Exercise details -> Reproduce the listing word for word. Skip any image.

(Records that describe figures)

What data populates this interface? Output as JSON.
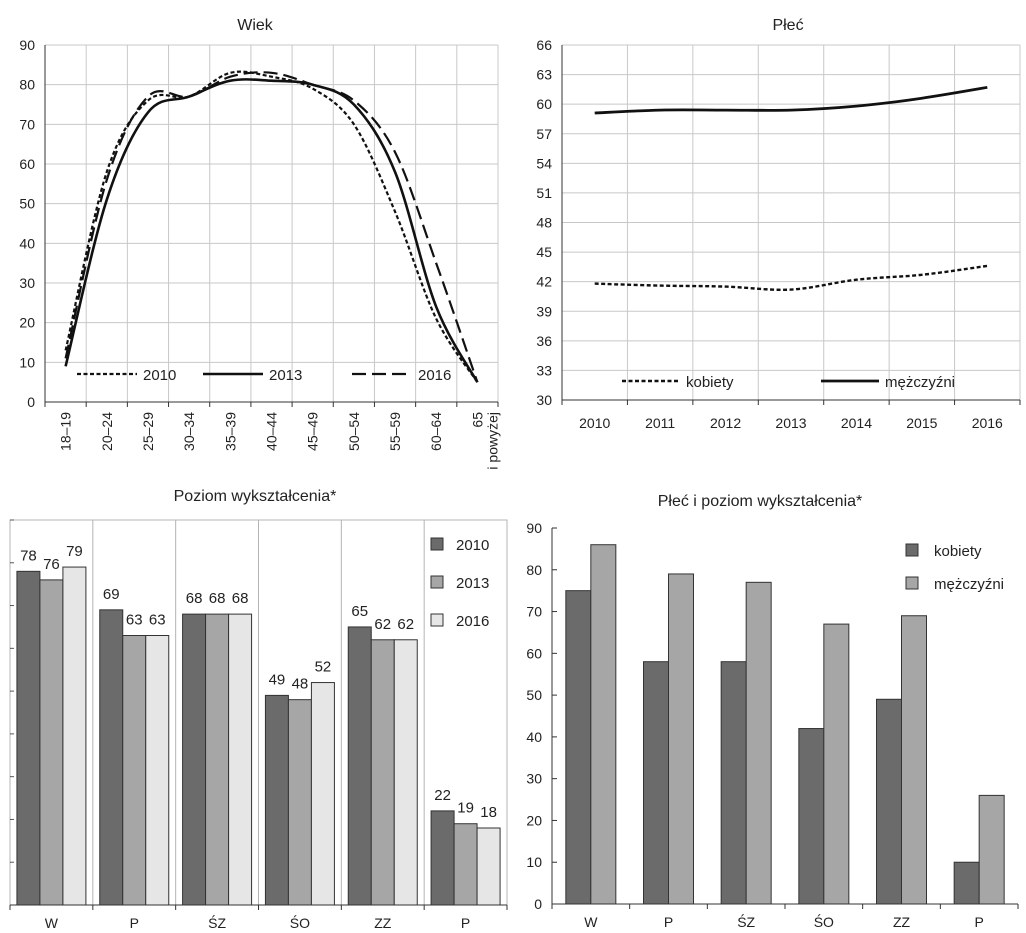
{
  "chart_data": [
    {
      "type": "line",
      "title": "Wiek",
      "categories": [
        "18–19",
        "20–24",
        "25–29",
        "30–34",
        "35–39",
        "40–44",
        "45–49",
        "50–54",
        "55–59",
        "60–64",
        "65 i powyżej"
      ],
      "category_lines": [
        [
          "18–19"
        ],
        [
          "20–24"
        ],
        [
          "25–29"
        ],
        [
          "30–34"
        ],
        [
          "35–39"
        ],
        [
          "40–44"
        ],
        [
          "45–49"
        ],
        [
          "50–54"
        ],
        [
          "55–59"
        ],
        [
          "60–64"
        ],
        [
          "65",
          "i powyżej"
        ]
      ],
      "ylim": [
        0,
        90
      ],
      "yticks": [
        0,
        10,
        20,
        30,
        40,
        50,
        60,
        70,
        80,
        90
      ],
      "grid": true,
      "legend_position": "bottom",
      "series": [
        {
          "name": "2010",
          "style": "dotted",
          "values": [
            13,
            58,
            76,
            77,
            83,
            82,
            79,
            70,
            48,
            21,
            5
          ]
        },
        {
          "name": "2013",
          "style": "solid",
          "values": [
            9,
            51,
            73,
            77,
            81,
            81,
            80,
            75,
            58,
            24,
            5
          ]
        },
        {
          "name": "2016",
          "style": "dashed",
          "values": [
            11,
            56,
            77,
            77,
            82,
            83,
            80,
            76,
            63,
            35,
            5
          ]
        }
      ]
    },
    {
      "type": "line",
      "title": "Płeć",
      "categories": [
        "2010",
        "2011",
        "2012",
        "2013",
        "2014",
        "2015",
        "2016"
      ],
      "ylim": [
        30,
        66
      ],
      "yticks": [
        30,
        33,
        36,
        39,
        42,
        45,
        48,
        51,
        54,
        57,
        60,
        63,
        66
      ],
      "grid": true,
      "legend_position": "bottom",
      "series": [
        {
          "name": "kobiety",
          "style": "dotted",
          "values": [
            41.8,
            41.6,
            41.5,
            41.2,
            42.2,
            42.7,
            43.6
          ]
        },
        {
          "name": "mężczyźni",
          "style": "solid",
          "values": [
            59.1,
            59.4,
            59.4,
            59.4,
            59.8,
            60.6,
            61.7
          ]
        }
      ]
    },
    {
      "type": "bar",
      "title": "Poziom wykształcenia*",
      "categories": [
        "W",
        "P",
        "ŚZ",
        "ŚO",
        "ZZ",
        "P"
      ],
      "ylim": [
        0,
        90
      ],
      "legend_position": "top-right",
      "series": [
        {
          "name": "2010",
          "color": "#6b6b6b",
          "values": [
            78,
            69,
            68,
            49,
            65,
            22
          ]
        },
        {
          "name": "2013",
          "color": "#a6a6a6",
          "values": [
            76,
            63,
            68,
            48,
            62,
            19
          ]
        },
        {
          "name": "2016",
          "color": "#e6e6e6",
          "values": [
            79,
            63,
            68,
            52,
            62,
            18
          ]
        }
      ]
    },
    {
      "type": "bar",
      "title": "Płeć i poziom wykształcenia*",
      "categories": [
        "W",
        "P",
        "ŚZ",
        "ŚO",
        "ZZ",
        "P"
      ],
      "ylim": [
        0,
        90
      ],
      "yticks": [
        0,
        10,
        20,
        30,
        40,
        50,
        60,
        70,
        80,
        90
      ],
      "legend_position": "top-right",
      "series": [
        {
          "name": "kobiety",
          "color": "#6b6b6b",
          "values": [
            75,
            58,
            58,
            42,
            49,
            10
          ]
        },
        {
          "name": "mężczyźni",
          "color": "#a6a6a6",
          "values": [
            86,
            79,
            77,
            67,
            69,
            26
          ]
        }
      ]
    }
  ]
}
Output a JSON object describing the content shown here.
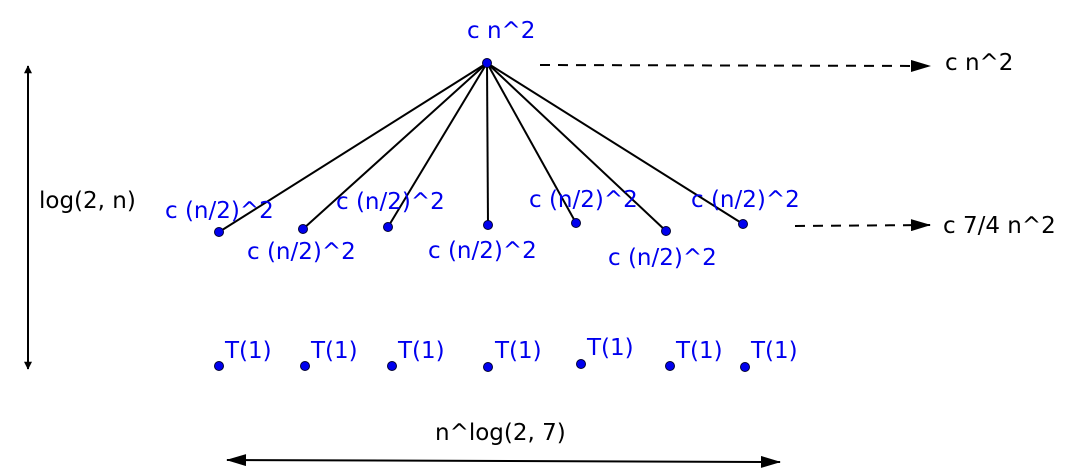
{
  "root": {
    "label": "c n^2"
  },
  "children": [
    {
      "label": "c (n/2)^2"
    },
    {
      "label": "c (n/2)^2"
    },
    {
      "label": "c (n/2)^2"
    },
    {
      "label": "c (n/2)^2"
    },
    {
      "label": "c (n/2)^2"
    },
    {
      "label": "c (n/2)^2"
    },
    {
      "label": "c (n/2)^2"
    }
  ],
  "leaves": [
    {
      "label": "T(1)"
    },
    {
      "label": "T(1)"
    },
    {
      "label": "T(1)"
    },
    {
      "label": "T(1)"
    },
    {
      "label": "T(1)"
    },
    {
      "label": "T(1)"
    },
    {
      "label": "T(1)"
    }
  ],
  "level_costs": {
    "root": "c n^2",
    "children": "c 7/4 n^2"
  },
  "height_label": "log(2, n)",
  "width_label": "n^log(2, 7)",
  "colors": {
    "node": "#0000ee",
    "text_node": "#0000ee",
    "text_annotation": "#000000",
    "edge": "#000000"
  }
}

The output ->
What data populates this interface? Output as JSON.
{
  "chart_data": [
    {
      "type": "line",
      "title": "Wiek",
      "categories": [
        "18–19",
        "20–24",
        "25–29",
        "30–34",
        "35–39",
        "40–44",
        "45–49",
        "50–54",
        "55–59",
        "60–64",
        "65 i powyżej"
      ],
      "category_lines": [
        [
          "18–19"
        ],
        [
          "20–24"
        ],
        [
          "25–29"
        ],
        [
          "30–34"
        ],
        [
          "35–39"
        ],
        [
          "40–44"
        ],
        [
          "45–49"
        ],
        [
          "50–54"
        ],
        [
          "55–59"
        ],
        [
          "60–64"
        ],
        [
          "65",
          "i powyżej"
        ]
      ],
      "ylim": [
        0,
        90
      ],
      "yticks": [
        0,
        10,
        20,
        30,
        40,
        50,
        60,
        70,
        80,
        90
      ],
      "grid": true,
      "legend_position": "bottom",
      "series": [
        {
          "name": "2010",
          "style": "dotted",
          "values": [
            13,
            58,
            76,
            77,
            83,
            82,
            79,
            70,
            48,
            21,
            5
          ]
        },
        {
          "name": "2013",
          "style": "solid",
          "values": [
            9,
            51,
            73,
            77,
            81,
            81,
            80,
            75,
            58,
            24,
            5
          ]
        },
        {
          "name": "2016",
          "style": "dashed",
          "values": [
            11,
            56,
            77,
            77,
            82,
            83,
            80,
            76,
            63,
            35,
            5
          ]
        }
      ]
    },
    {
      "type": "line",
      "title": "Płeć",
      "categories": [
        "2010",
        "2011",
        "2012",
        "2013",
        "2014",
        "2015",
        "2016"
      ],
      "ylim": [
        30,
        66
      ],
      "yticks": [
        30,
        33,
        36,
        39,
        42,
        45,
        48,
        51,
        54,
        57,
        60,
        63,
        66
      ],
      "grid": true,
      "legend_position": "bottom",
      "series": [
        {
          "name": "kobiety",
          "style": "dotted",
          "values": [
            41.8,
            41.6,
            41.5,
            41.2,
            42.2,
            42.7,
            43.6
          ]
        },
        {
          "name": "mężczyźni",
          "style": "solid",
          "values": [
            59.1,
            59.4,
            59.4,
            59.4,
            59.8,
            60.6,
            61.7
          ]
        }
      ]
    },
    {
      "type": "bar",
      "title": "Poziom wykształcenia*",
      "categories": [
        "W",
        "P",
        "ŚZ",
        "ŚO",
        "ZZ",
        "P"
      ],
      "ylim": [
        0,
        90
      ],
      "legend_position": "top-right",
      "series": [
        {
          "name": "2010",
          "color": "#6b6b6b",
          "values": [
            78,
            69,
            68,
            49,
            65,
            22
          ]
        },
        {
          "name": "2013",
          "color": "#a6a6a6",
          "values": [
            76,
            63,
            68,
            48,
            62,
            19
          ]
        },
        {
          "name": "2016",
          "color": "#e6e6e6",
          "values": [
            79,
            63,
            68,
            52,
            62,
            18
          ]
        }
      ]
    },
    {
      "type": "bar",
      "title": "Płeć i poziom wykształcenia*",
      "categories": [
        "W",
        "P",
        "ŚZ",
        "ŚO",
        "ZZ",
        "P"
      ],
      "ylim": [
        0,
        90
      ],
      "yticks": [
        0,
        10,
        20,
        30,
        40,
        50,
        60,
        70,
        80,
        90
      ],
      "legend_position": "top-right",
      "series": [
        {
          "name": "kobiety",
          "color": "#6b6b6b",
          "values": [
            75,
            58,
            58,
            42,
            49,
            10
          ]
        },
        {
          "name": "mężczyźni",
          "color": "#a6a6a6",
          "values": [
            86,
            79,
            77,
            67,
            69,
            26
          ]
        }
      ]
    }
  ]
}
Output a JSON object describing the content shown here.
{
  "root": {
    "label": "c n^2"
  },
  "children": [
    {
      "label": "c (n/2)^2"
    },
    {
      "label": "c (n/2)^2"
    },
    {
      "label": "c (n/2)^2"
    },
    {
      "label": "c (n/2)^2"
    },
    {
      "label": "c (n/2)^2"
    },
    {
      "label": "c (n/2)^2"
    },
    {
      "label": "c (n/2)^2"
    }
  ],
  "leaves": [
    {
      "label": "T(1)"
    },
    {
      "label": "T(1)"
    },
    {
      "label": "T(1)"
    },
    {
      "label": "T(1)"
    },
    {
      "label": "T(1)"
    },
    {
      "label": "T(1)"
    },
    {
      "label": "T(1)"
    }
  ],
  "level_costs": {
    "root": "c n^2",
    "children": "c 7/4 n^2"
  },
  "height_label": "log(2, n)",
  "width_label": "n^log(2, 7)",
  "colors": {
    "node": "#0000ee",
    "text_node": "#0000ee",
    "text_annotation": "#000000",
    "edge": "#000000"
  }
}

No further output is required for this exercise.